[Dataset items]
_____
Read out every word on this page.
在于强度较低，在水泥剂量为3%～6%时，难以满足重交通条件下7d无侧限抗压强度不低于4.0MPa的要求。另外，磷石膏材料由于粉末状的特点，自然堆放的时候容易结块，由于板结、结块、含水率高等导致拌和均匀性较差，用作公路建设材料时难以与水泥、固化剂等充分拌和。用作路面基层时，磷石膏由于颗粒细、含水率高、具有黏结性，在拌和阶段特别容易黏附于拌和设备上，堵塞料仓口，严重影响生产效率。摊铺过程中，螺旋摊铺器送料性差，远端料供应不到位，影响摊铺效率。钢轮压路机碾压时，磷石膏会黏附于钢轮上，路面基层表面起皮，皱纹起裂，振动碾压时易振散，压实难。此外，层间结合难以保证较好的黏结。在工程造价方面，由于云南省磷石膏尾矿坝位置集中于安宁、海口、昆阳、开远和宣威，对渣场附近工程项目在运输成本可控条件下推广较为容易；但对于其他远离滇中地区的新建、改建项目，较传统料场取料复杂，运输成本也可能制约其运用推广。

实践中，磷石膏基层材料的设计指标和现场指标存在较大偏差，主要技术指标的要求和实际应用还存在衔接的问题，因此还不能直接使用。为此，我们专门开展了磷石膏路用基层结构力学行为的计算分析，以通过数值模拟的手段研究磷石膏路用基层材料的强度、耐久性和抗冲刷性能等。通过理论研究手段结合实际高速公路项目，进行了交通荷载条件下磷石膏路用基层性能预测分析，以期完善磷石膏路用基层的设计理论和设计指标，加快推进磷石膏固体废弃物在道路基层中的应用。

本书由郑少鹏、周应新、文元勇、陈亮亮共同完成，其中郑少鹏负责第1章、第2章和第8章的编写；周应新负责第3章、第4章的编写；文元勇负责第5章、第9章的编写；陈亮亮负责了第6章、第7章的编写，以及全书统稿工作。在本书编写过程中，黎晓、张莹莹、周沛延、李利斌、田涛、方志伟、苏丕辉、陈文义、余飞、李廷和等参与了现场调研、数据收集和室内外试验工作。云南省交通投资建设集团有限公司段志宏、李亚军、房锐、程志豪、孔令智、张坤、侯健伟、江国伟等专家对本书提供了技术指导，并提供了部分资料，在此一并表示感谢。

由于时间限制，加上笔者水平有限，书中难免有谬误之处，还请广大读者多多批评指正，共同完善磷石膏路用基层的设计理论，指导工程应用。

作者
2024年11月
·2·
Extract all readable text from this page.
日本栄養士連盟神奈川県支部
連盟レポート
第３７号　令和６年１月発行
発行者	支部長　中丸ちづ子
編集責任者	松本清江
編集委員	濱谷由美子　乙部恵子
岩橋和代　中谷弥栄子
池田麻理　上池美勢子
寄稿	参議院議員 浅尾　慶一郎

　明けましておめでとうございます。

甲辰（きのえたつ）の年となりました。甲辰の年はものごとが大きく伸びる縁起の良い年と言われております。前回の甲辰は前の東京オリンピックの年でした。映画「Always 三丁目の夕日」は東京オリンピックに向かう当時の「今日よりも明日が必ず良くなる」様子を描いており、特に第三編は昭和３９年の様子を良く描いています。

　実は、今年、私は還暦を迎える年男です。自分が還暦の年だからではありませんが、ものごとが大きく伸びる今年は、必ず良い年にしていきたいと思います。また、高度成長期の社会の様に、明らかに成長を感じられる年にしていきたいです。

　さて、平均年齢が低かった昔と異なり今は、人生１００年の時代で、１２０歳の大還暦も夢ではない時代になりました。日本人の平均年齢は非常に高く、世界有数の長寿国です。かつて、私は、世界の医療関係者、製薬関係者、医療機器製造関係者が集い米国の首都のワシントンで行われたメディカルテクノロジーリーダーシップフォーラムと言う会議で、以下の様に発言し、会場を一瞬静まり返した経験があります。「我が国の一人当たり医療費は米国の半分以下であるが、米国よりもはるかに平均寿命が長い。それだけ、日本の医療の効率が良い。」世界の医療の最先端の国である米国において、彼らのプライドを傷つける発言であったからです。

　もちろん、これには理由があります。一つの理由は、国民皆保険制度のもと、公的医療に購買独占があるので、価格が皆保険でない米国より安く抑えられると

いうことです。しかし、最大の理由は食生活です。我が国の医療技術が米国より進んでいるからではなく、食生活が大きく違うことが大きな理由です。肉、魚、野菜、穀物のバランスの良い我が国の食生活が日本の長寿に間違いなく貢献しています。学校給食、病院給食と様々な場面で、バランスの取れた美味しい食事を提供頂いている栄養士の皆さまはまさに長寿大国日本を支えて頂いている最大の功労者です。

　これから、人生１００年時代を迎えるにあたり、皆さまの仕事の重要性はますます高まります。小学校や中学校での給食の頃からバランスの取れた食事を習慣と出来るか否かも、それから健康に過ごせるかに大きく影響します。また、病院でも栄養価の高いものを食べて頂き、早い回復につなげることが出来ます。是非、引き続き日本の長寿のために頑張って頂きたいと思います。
_____
Required task: Write down every line of the data above that includes the string "this".

Result of the task:
Read out every word on this page.
Extract all readable text from this page.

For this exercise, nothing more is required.